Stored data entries
↓

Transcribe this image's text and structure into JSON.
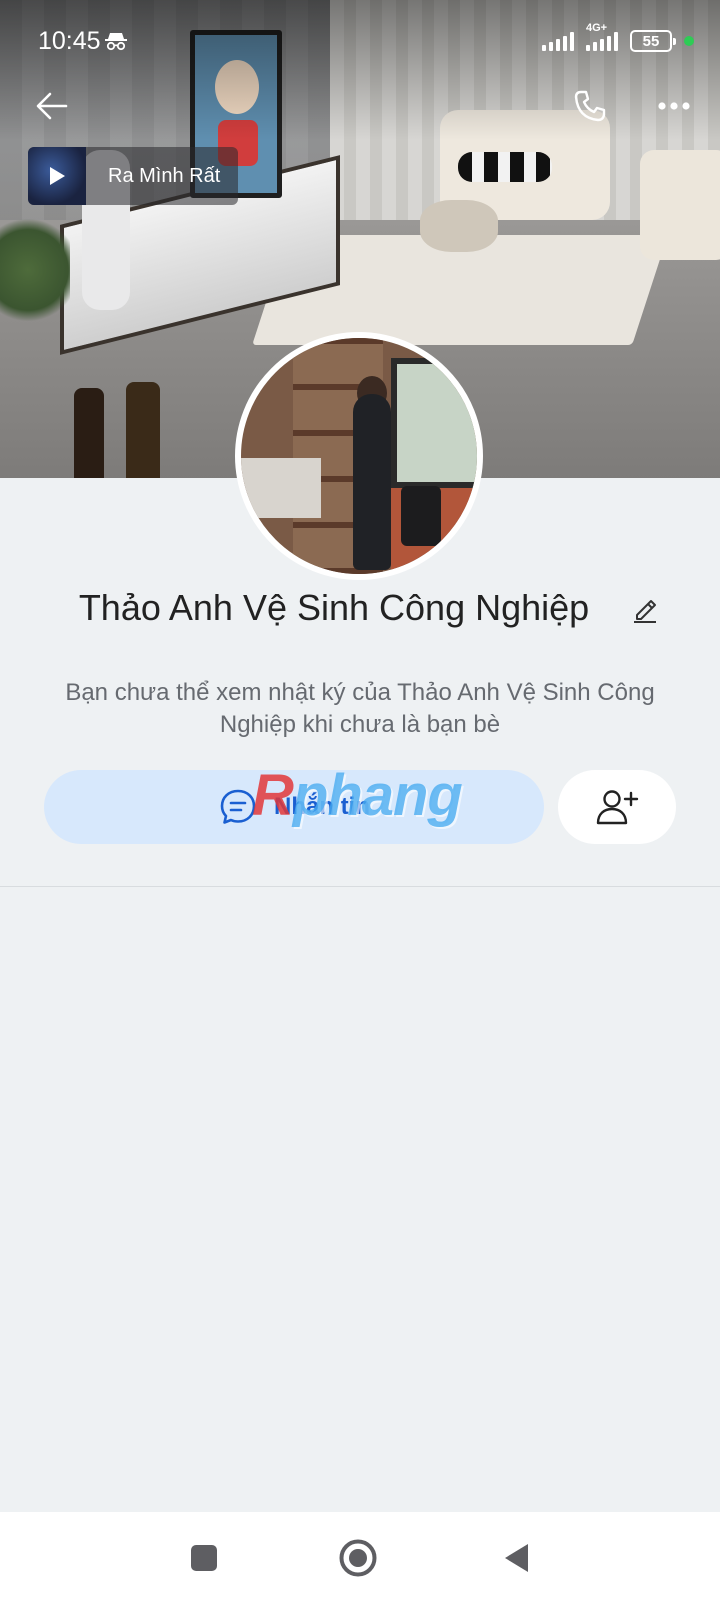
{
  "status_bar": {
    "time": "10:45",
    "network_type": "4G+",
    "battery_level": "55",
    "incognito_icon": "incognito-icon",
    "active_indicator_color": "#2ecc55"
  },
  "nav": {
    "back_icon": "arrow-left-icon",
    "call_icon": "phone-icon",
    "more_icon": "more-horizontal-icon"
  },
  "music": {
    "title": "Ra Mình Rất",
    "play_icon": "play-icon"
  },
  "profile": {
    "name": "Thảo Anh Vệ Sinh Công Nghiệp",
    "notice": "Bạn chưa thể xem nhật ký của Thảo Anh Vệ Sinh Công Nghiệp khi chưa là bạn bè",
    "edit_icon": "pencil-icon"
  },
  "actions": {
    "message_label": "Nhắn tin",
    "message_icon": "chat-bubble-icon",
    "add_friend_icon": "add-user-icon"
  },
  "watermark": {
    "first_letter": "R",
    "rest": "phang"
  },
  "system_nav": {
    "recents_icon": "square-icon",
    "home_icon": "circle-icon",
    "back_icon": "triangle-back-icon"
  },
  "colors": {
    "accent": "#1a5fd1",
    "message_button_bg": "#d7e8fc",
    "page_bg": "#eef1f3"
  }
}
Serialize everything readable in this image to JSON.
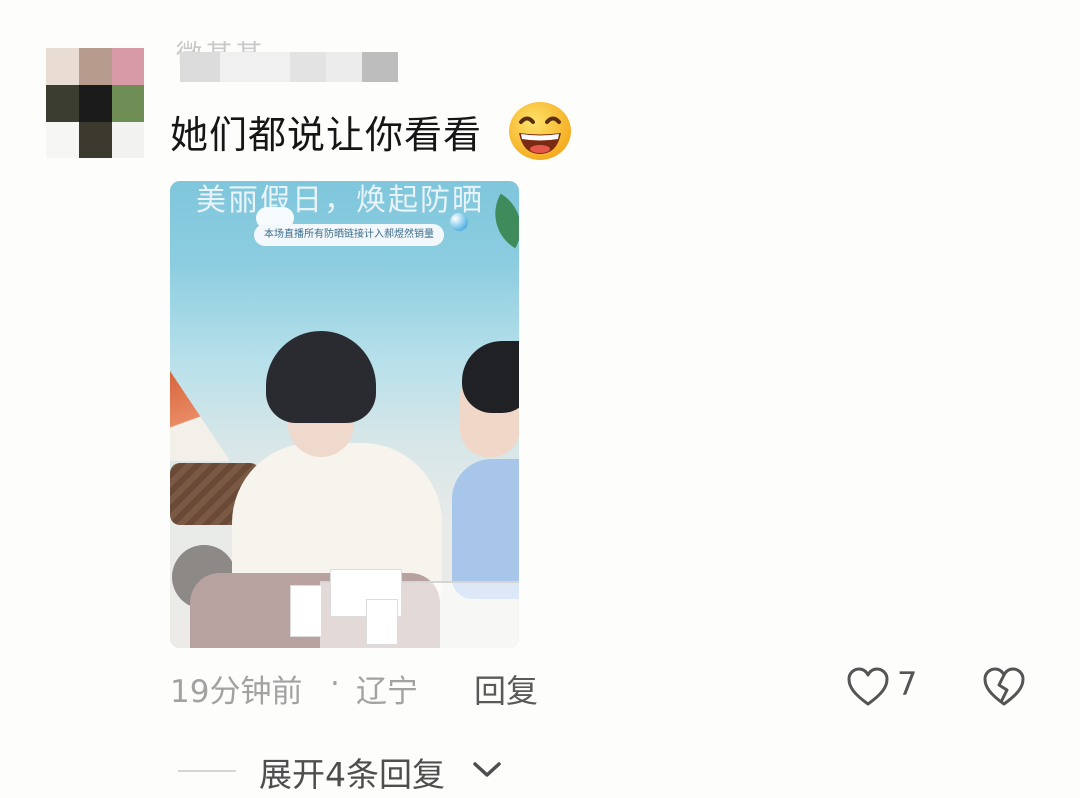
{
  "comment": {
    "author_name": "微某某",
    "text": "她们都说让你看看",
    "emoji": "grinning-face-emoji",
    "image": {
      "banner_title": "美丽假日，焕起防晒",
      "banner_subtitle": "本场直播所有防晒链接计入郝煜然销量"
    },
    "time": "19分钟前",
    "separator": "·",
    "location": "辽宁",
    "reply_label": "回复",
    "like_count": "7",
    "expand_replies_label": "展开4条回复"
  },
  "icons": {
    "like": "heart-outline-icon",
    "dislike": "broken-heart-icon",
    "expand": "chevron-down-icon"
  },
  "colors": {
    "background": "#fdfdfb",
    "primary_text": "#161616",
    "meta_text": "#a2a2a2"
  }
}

↑

SHORT PROBLEM:
Every line of the data should be copied as it stands, without the images.

OUTPUT FOR THIS EXERCISE:
Transcribe this image's text and structure into JSON.
{
  "status_bar": {
    "time": "10:45",
    "network_type": "4G+",
    "battery_level": "55",
    "incognito_icon": "incognito-icon",
    "active_indicator_color": "#2ecc55"
  },
  "nav": {
    "back_icon": "arrow-left-icon",
    "call_icon": "phone-icon",
    "more_icon": "more-horizontal-icon"
  },
  "music": {
    "title": "Ra Mình Rất",
    "play_icon": "play-icon"
  },
  "profile": {
    "name": "Thảo Anh Vệ Sinh Công Nghiệp",
    "notice": "Bạn chưa thể xem nhật ký của Thảo Anh Vệ Sinh Công Nghiệp khi chưa là bạn bè",
    "edit_icon": "pencil-icon"
  },
  "actions": {
    "message_label": "Nhắn tin",
    "message_icon": "chat-bubble-icon",
    "add_friend_icon": "add-user-icon"
  },
  "watermark": {
    "first_letter": "R",
    "rest": "phang"
  },
  "system_nav": {
    "recents_icon": "square-icon",
    "home_icon": "circle-icon",
    "back_icon": "triangle-back-icon"
  },
  "colors": {
    "accent": "#1a5fd1",
    "message_button_bg": "#d7e8fc",
    "page_bg": "#eef1f3"
  }
}
Serialize everything readable in this image to JSON.
{
  "comment": {
    "author_name": "微某某",
    "text": "她们都说让你看看",
    "emoji": "grinning-face-emoji",
    "image": {
      "banner_title": "美丽假日，焕起防晒",
      "banner_subtitle": "本场直播所有防晒链接计入郝煜然销量"
    },
    "time": "19分钟前",
    "separator": "·",
    "location": "辽宁",
    "reply_label": "回复",
    "like_count": "7",
    "expand_replies_label": "展开4条回复"
  },
  "icons": {
    "like": "heart-outline-icon",
    "dislike": "broken-heart-icon",
    "expand": "chevron-down-icon"
  },
  "colors": {
    "background": "#fdfdfb",
    "primary_text": "#161616",
    "meta_text": "#a2a2a2"
  }
}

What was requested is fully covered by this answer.